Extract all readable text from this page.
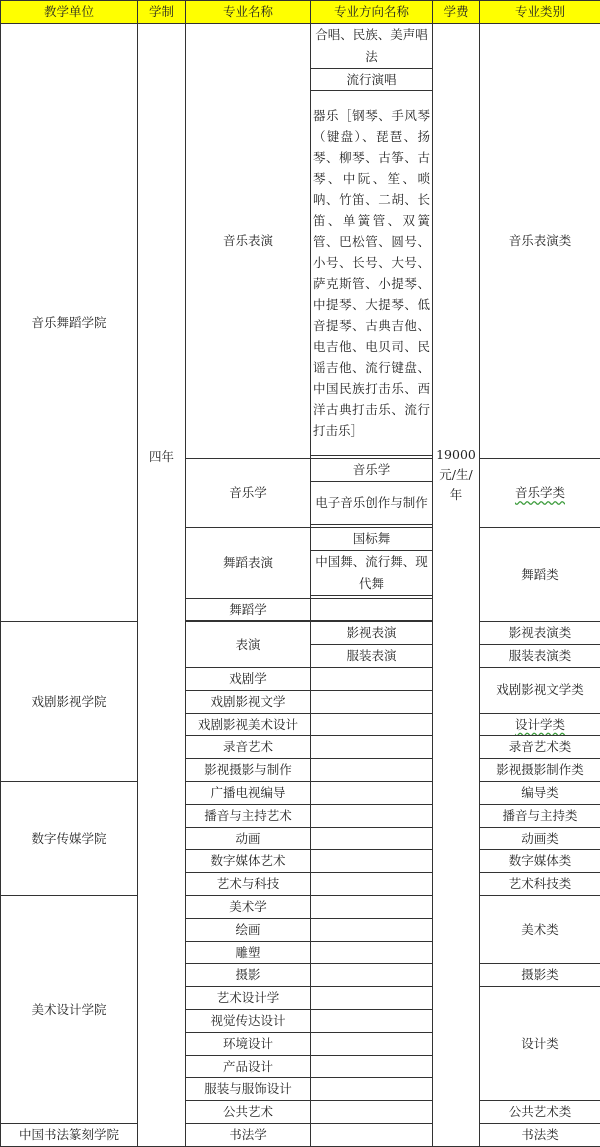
教学单位	学制	专业名称	专业方向名称	学费	专业类别
音乐舞蹈学院	四年	音乐表演	合唱、民族、美声唱法	19000元/生/年	音乐表演类
			流行演唱		
			器乐［钢琴、手风琴（键盘）、琵琶、扬琴、柳琴、古筝、古琴、中阮、笙、唢呐、竹笛、二胡、长笛、单簧管、双簧管、巴松管、圆号、小号、长号、大号、萨克斯管、小提琴、中提琴、大提琴、低音提琴、古典吉他、电吉他、电贝司、民谣吉他、流行键盘、中国民族打击乐、西洋古典打击乐、流行打击乐］		

		音乐学	音乐学		音乐学类
			电子音乐创作与制作		

		舞蹈表演	国标舞		舞蹈类
			中国舞、流行舞、现代舞		

		舞蹈学			

戏剧影视学院		表演	影视表演		影视表演类
			服装表演		服装表演类
		戏剧学			戏剧影视文学类
		戏剧影视文学			
		戏剧影视美术设计			设计学类
		录音艺术			录音艺术类
		影视摄影与制作			影视摄影制作类
数字传媒学院		广播电视编导			编导类
		播音与主持艺术			播音与主持类
		动画			动画类
		数字媒体艺术			数字媒体类
		艺术与科技			艺术科技类
美术设计学院		美术学			美术类
		绘画			
		雕塑			
		摄影			摄影类
		艺术设计学			设计类
		视觉传达设计			
		环境设计			
		产品设计			
		服装与服饰设计			
		公共艺术			公共艺术类
中国书法篆刻学院		书法学			书法类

★ ★ ★ ★ ★ ★ ★

### WHAT YOU WILL DO
Repeat each entry exactly. Pictures do not belong in the copy.

### SOLUTION TO THE EXERCISE
Extract all readable text from this page.
教学单位	学制	专业名称	专业方向名称	学费	专业类别
音乐舞蹈学院	四年	音乐表演	合唱、民族、美声唱法	19000元/生/年	音乐表演类
			流行演唱		
			器乐［钢琴、手风琴（键盘）、琵琶、扬琴、柳琴、古筝、古琴、中阮、笙、唢呐、竹笛、二胡、长笛、单簧管、双簧管、巴松管、圆号、小号、长号、大号、萨克斯管、小提琴、中提琴、大提琴、低音提琴、古典吉他、电吉他、电贝司、民谣吉他、流行键盘、中国民族打击乐、西洋古典打击乐、流行打击乐］		

		音乐学	音乐学		音乐学类
			电子音乐创作与制作		

		舞蹈表演	国标舞		舞蹈类
			中国舞、流行舞、现代舞		

		舞蹈学			

戏剧影视学院		表演	影视表演		影视表演类
			服装表演		服装表演类
		戏剧学			戏剧影视文学类
		戏剧影视文学			
		戏剧影视美术设计			设计学类
		录音艺术			录音艺术类
		影视摄影与制作			影视摄影制作类
数字传媒学院		广播电视编导			编导类
		播音与主持艺术			播音与主持类
		动画			动画类
		数字媒体艺术			数字媒体类
		艺术与科技			艺术科技类
美术设计学院		美术学			美术类
		绘画			
		雕塑			
		摄影			摄影类
		艺术设计学			设计类
		视觉传达设计			
		环境设计			
		产品设计			
		服装与服饰设计			
		公共艺术			公共艺术类
中国书法篆刻学院		书法学			书法类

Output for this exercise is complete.